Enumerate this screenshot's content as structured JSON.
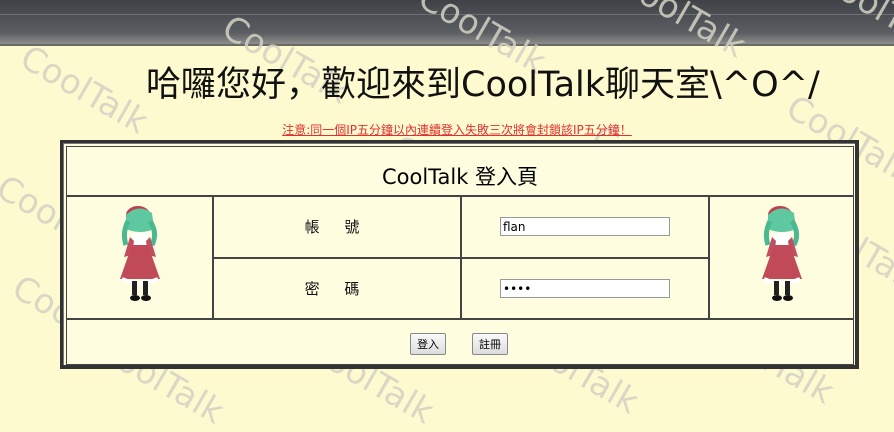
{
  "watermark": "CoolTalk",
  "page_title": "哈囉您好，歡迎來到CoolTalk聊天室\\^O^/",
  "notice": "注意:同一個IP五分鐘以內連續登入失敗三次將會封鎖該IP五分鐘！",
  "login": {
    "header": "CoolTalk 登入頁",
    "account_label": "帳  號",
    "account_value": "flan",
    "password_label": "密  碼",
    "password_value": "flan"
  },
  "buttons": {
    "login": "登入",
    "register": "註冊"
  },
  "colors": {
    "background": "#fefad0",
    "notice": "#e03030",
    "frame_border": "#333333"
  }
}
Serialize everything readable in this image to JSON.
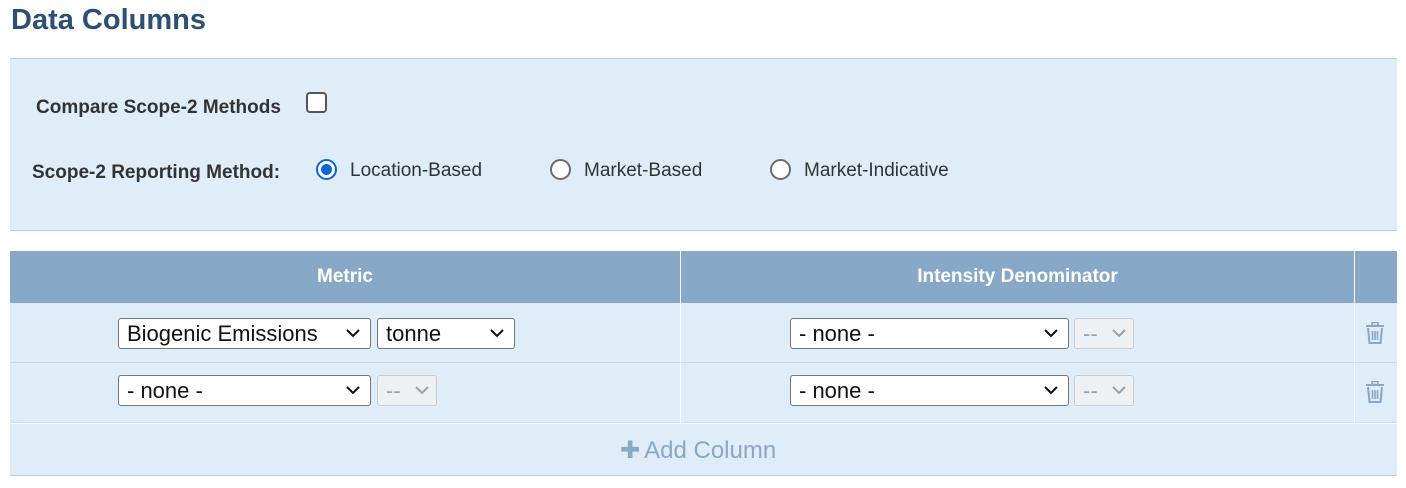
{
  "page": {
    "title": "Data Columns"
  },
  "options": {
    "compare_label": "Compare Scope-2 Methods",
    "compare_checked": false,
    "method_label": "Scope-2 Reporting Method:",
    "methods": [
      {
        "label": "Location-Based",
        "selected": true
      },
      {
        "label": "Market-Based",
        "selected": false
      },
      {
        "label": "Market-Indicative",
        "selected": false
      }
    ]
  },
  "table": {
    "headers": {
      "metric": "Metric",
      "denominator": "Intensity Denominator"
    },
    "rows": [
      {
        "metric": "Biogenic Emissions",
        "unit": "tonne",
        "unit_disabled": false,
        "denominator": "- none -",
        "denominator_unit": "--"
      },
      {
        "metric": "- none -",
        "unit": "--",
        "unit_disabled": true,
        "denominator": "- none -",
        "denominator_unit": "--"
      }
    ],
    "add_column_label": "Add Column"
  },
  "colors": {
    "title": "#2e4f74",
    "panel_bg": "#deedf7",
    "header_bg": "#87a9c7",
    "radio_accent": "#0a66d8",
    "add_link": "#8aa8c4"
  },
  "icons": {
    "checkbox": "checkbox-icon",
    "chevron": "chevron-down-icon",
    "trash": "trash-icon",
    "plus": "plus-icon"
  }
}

----------

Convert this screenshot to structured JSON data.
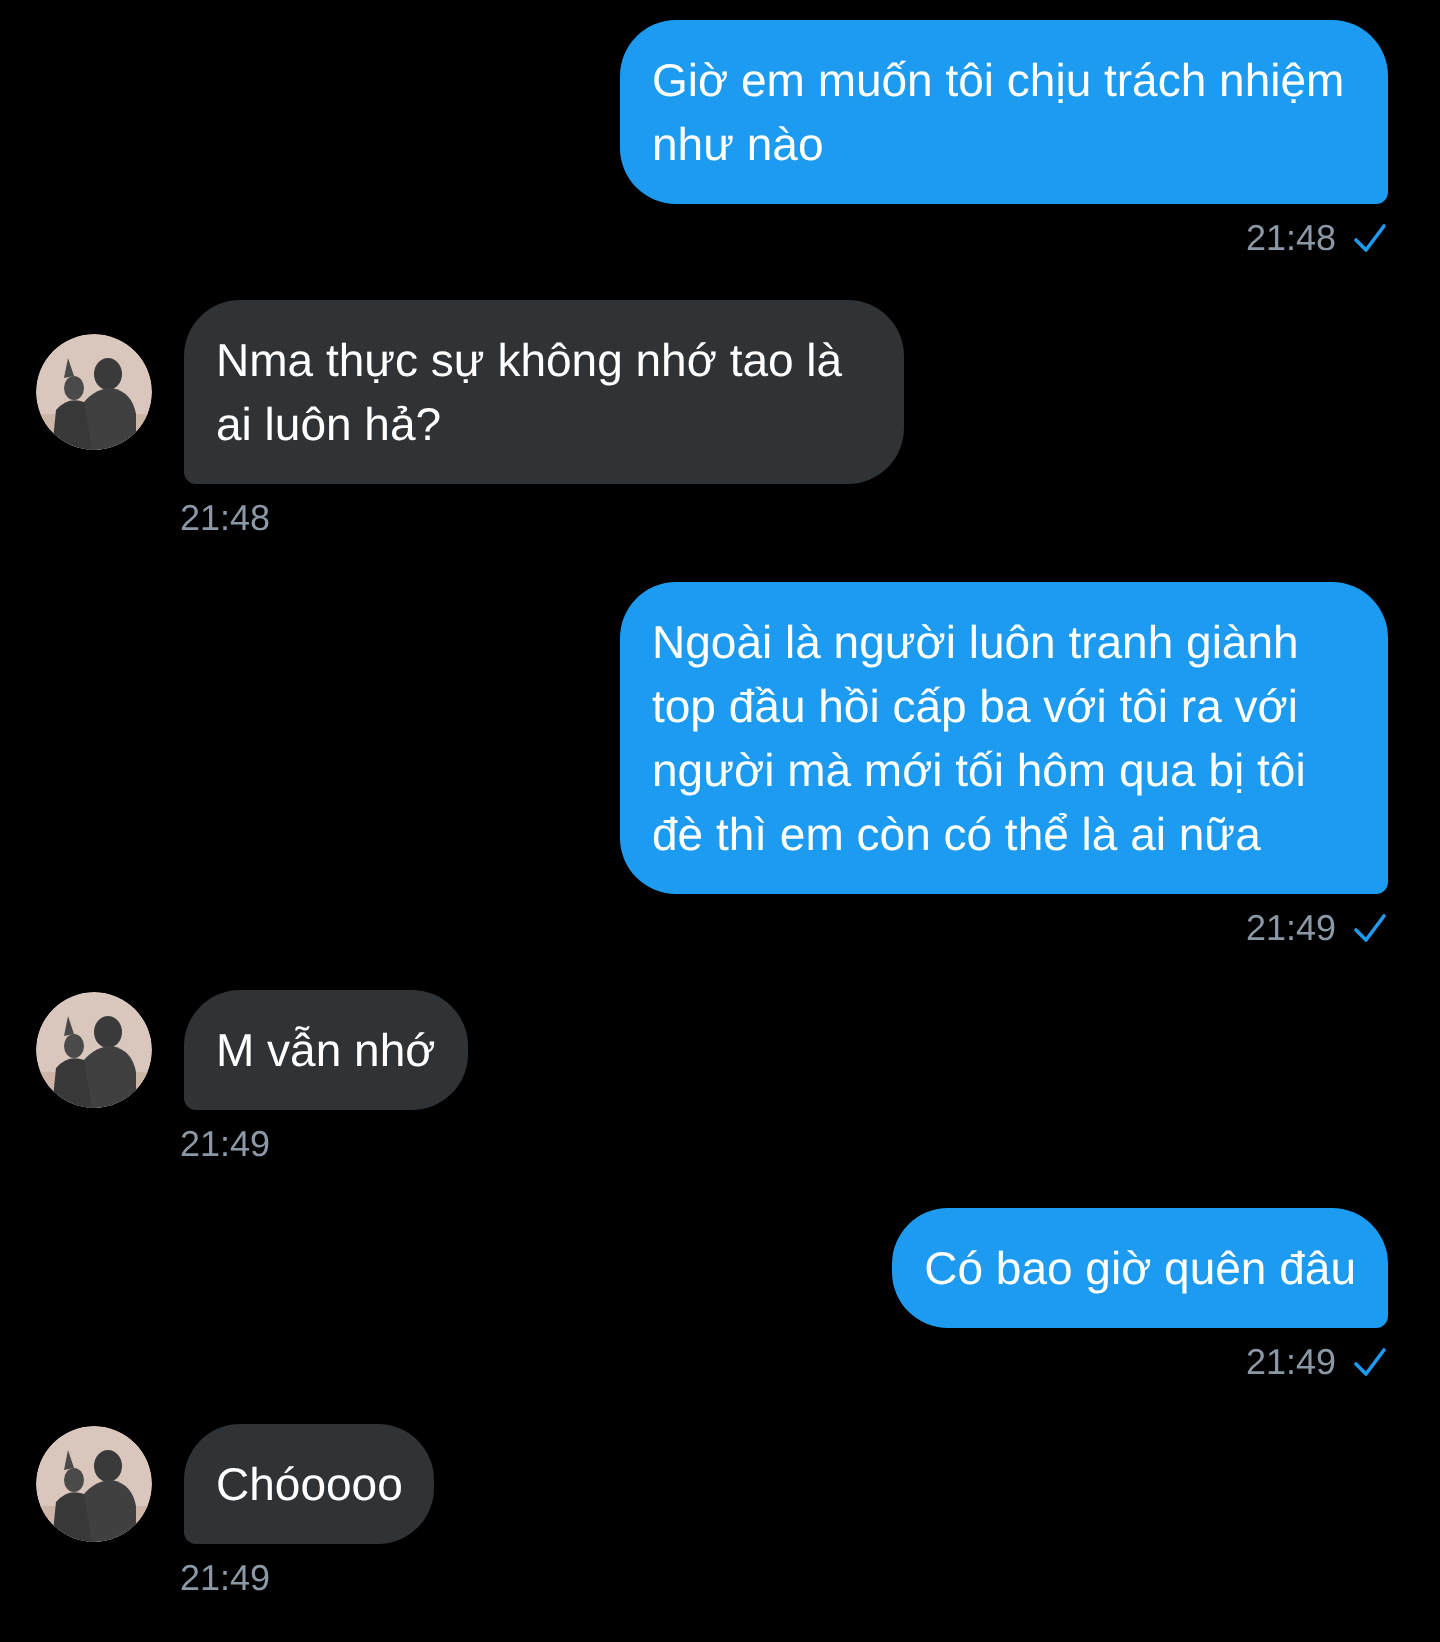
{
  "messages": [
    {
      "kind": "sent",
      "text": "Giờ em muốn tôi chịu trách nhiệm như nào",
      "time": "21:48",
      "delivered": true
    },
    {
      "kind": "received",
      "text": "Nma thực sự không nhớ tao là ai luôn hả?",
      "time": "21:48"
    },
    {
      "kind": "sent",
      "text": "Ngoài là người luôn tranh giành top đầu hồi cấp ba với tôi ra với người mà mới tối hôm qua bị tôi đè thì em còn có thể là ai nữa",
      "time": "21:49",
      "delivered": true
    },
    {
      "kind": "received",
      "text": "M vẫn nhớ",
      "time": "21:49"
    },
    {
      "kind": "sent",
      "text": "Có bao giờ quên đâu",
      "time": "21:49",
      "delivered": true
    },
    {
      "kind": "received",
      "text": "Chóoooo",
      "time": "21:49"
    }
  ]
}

----------

Pull out every line holding "Scope" from the records above, and copy it.

    "compare_label": "Compare Scope-2 Methods",
    "method_label": "Scope-2 Reporting Method:",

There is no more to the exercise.